— Selected passage —
──────────

Where the overlap sits
| Chinese model | Segment / price band | Primary incumbents losing share |
| BYD Sealion 7 | Mid‑size SUV · $45–55k · EV | Toyota RAV4, Mazda CX‑5, Mitsubishi ASX / Eclipse Cross |
| Chery Tiggo 4 Pro | Small SUV · $35–45k · EV | Mitsubishi ASX, Nissan Qashqai, Suzuki Vitara |
| Geely (EX5 / equivalents) | Small–mid SUV · $35–45k · EV | Mazda CX‑30, Toyota Corolla Cross, Hyundai Kona ICE |
| GWM (Haval / Tank) | SUV · $35–50k · ICE/EV mix | Toyota RAV4, Ford Escape, Mitsubishi Outlander (ICE) |
| Zeekr X | Premium compact SUV · $65k+ · EV | Lexus UX, Volvo XC40 ICE, BMW X1 ICE |
Source: VFACTS Research Access Report 4 2026 ModelGrp FuelType BuyerGrp ModelSpec_Apr26
The model overlaps above show the following:
- Same size
- Same price band
- Same buyer channel
- Opposite fuel type
- Opposite sales trajectory
That is direct substitution, not coincidence.
Understanding buyer behaviour
What’s happening on the ground backs this up.
Most of the growth is coming from private buyers and rental channels, not fleets. That suggests people are actively choosing these vehicles, rather than it being driven by policy or one-off deals.
Buyers aren’t thinking in terms of “EV vs petrol”. They’re comparing two SUVs at the same price point. One happens to offer more features and lower running costs.
That changes the decision entirely.
The $35,000 to $55,000 range is where this plays out most clearly. It’s the biggest and most competitive part of the market, and where buyers are most sensitive to value.
When an EV sits alongside a petrol equivalent at the same price, or less, the switch becomes much easier.
What does this mean for the Australian market?
The Australian market is not simply experiencing higher EV penetration. It is undergoing a structural change in who wins the mainstream SUV buyer. Chinese OEMs have entered the market with enough product credibility, shrewd pricing discipline and technology value to break the historic hold of incumbent mass-market brands in the most commercially important segment for the industry. That is why the losses being recorded by Toyota, Mazda and Mitsubishi matter so much.

──────────

— The task —
Transcribe the portion of the passage on Chinese SUVs in the Australian market starting at "Buyers aren’t thinking" and ending at "sensitive to value.".

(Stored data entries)
──────────

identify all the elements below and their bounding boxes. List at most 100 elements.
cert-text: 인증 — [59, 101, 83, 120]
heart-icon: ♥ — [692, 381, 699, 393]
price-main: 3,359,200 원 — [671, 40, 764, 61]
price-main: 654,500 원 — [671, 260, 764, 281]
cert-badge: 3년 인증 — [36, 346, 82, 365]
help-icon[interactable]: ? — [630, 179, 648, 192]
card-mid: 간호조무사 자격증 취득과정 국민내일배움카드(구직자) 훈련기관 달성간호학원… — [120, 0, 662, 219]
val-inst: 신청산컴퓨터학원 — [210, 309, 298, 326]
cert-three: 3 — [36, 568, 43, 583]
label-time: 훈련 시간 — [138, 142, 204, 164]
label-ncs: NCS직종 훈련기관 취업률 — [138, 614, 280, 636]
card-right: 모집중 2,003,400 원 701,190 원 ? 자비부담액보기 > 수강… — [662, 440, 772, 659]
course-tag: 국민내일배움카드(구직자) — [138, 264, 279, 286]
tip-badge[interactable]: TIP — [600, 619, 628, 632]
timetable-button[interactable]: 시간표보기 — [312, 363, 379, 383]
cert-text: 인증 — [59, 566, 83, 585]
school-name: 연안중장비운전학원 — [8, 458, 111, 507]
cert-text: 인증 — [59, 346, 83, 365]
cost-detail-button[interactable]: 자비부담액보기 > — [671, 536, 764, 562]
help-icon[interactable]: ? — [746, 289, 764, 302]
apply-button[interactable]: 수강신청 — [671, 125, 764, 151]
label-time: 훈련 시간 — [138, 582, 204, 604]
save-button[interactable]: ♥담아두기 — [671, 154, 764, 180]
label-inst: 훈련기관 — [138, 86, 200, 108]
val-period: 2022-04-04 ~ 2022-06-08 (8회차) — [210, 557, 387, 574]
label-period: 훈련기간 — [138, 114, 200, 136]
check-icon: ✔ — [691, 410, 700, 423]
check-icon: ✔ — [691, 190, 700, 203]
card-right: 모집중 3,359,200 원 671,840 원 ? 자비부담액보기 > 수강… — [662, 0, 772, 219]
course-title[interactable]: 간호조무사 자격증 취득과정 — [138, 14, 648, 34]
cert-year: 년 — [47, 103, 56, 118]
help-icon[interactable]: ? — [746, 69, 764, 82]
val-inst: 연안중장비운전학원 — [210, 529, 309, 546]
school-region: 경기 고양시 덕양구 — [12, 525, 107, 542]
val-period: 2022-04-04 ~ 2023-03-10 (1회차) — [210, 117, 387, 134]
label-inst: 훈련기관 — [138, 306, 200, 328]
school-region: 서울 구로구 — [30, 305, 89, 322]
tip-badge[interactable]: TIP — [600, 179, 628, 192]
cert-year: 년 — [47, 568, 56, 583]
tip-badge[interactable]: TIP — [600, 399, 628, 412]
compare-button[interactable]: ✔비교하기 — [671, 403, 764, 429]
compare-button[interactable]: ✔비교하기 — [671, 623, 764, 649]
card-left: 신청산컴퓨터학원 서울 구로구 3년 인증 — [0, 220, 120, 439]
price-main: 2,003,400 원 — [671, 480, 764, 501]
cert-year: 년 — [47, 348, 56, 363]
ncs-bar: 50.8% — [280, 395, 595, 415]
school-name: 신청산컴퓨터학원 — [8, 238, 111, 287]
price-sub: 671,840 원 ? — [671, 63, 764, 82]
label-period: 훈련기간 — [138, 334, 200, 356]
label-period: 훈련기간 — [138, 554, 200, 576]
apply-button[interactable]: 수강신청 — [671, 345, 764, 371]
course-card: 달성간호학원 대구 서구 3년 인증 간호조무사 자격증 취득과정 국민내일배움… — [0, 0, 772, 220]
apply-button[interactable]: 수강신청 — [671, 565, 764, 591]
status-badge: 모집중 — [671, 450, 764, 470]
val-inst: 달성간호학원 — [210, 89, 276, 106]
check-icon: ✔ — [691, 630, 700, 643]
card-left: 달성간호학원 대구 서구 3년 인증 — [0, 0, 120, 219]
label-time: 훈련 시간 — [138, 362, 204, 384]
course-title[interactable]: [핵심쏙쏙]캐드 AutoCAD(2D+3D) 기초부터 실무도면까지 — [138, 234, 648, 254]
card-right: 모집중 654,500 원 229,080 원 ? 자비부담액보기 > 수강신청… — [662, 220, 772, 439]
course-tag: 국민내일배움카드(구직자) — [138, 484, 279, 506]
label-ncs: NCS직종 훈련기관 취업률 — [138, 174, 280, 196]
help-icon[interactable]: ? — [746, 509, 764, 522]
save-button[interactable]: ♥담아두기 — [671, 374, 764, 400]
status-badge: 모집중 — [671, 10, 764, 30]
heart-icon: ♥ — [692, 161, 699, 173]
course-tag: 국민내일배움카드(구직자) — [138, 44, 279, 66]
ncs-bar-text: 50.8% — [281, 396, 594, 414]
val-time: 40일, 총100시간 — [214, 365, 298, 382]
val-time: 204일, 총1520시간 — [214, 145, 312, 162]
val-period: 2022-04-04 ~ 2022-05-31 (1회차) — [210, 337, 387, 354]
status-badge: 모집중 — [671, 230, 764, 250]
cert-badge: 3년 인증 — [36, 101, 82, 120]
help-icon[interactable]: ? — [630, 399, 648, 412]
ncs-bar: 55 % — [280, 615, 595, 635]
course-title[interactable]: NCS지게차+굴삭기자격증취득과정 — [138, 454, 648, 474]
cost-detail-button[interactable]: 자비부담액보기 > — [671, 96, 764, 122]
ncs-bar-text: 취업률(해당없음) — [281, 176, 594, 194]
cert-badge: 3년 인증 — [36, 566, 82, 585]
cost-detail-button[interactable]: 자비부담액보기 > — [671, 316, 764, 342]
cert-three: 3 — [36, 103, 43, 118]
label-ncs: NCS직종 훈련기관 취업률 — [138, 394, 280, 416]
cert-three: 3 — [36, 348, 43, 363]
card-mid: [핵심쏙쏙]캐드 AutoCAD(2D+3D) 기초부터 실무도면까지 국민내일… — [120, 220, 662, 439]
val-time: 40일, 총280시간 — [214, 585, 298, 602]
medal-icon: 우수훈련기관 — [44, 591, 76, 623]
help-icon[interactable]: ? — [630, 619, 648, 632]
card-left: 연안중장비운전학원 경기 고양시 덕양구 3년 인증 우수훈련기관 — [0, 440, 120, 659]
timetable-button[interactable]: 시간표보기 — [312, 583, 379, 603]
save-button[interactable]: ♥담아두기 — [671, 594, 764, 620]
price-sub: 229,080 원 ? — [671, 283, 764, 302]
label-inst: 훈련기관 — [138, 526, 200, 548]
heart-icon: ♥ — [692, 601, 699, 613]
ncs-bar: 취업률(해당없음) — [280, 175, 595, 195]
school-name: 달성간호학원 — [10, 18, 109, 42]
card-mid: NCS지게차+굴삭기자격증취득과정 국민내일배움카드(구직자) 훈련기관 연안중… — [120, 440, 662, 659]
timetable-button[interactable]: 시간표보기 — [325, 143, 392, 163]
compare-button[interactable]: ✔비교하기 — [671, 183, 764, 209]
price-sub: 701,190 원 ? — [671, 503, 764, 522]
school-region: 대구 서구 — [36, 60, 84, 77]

──────────

— Response box —
Buyers aren’t thinking in terms of “EV vs petrol”. They’re comparing two SUVs at the same price point. One happens to offer more features and lower running costs.
That changes the decision entirely.
The $35,000 to $55,000 range is where this plays out most clearly. It’s the biggest and most competitive part of the market, and where buyers are most sensitive to value.